┏━━

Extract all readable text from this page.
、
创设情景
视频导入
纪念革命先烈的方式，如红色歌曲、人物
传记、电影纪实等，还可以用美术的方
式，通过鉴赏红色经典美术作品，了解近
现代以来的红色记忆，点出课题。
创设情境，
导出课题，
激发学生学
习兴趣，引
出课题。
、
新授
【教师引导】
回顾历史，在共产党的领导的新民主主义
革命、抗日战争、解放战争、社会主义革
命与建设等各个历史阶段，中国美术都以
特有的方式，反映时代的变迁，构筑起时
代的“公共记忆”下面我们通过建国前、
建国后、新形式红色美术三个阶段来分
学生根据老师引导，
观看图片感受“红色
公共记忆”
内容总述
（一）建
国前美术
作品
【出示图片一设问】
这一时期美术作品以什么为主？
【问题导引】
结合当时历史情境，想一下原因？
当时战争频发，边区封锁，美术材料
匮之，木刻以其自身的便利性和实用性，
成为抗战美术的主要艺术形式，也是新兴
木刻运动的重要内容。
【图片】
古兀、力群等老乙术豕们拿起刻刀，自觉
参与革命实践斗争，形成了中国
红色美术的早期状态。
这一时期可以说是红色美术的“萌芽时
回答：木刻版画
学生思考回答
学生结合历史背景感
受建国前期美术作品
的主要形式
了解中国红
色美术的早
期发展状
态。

┗━━

Above are some records; extract every one of them exactly.

Extract all readable text from this page.
、
创设情景
视频导入
纪念革命先烈的方式，如红色歌曲、人物
传记、电影纪实等，还可以用美术的方
式，通过鉴赏红色经典美术作品，了解近
现代以来的红色记忆，点出课题。
创设情境，
导出课题，
激发学生学
习兴趣，引
出课题。
、
新授
【教师引导】
回顾历史，在共产党的领导的新民主主义
革命、抗日战争、解放战争、社会主义革
命与建设等各个历史阶段，中国美术都以
特有的方式，反映时代的变迁，构筑起时
代的“公共记忆”下面我们通过建国前、
建国后、新形式红色美术三个阶段来分
学生根据老师引导，
观看图片感受“红色
公共记忆”
内容总述
（一）建
国前美术
作品
【出示图片一设问】
这一时期美术作品以什么为主？
【问题导引】
结合当时历史情境，想一下原因？
当时战争频发，边区封锁，美术材料
匮之，木刻以其自身的便利性和实用性，
成为抗战美术的主要艺术形式，也是新兴
木刻运动的重要内容。
【图片】
古兀、力群等老乙术豕们拿起刻刀，自觉
参与革命实践斗争，形成了中国
红色美术的早期状态。
这一时期可以说是红色美术的“萌芽时
回答：木刻版画
学生思考回答
学生结合历史背景感
受建国前期美术作品
的主要形式
了解中国红
色美术的早
期发展状
态。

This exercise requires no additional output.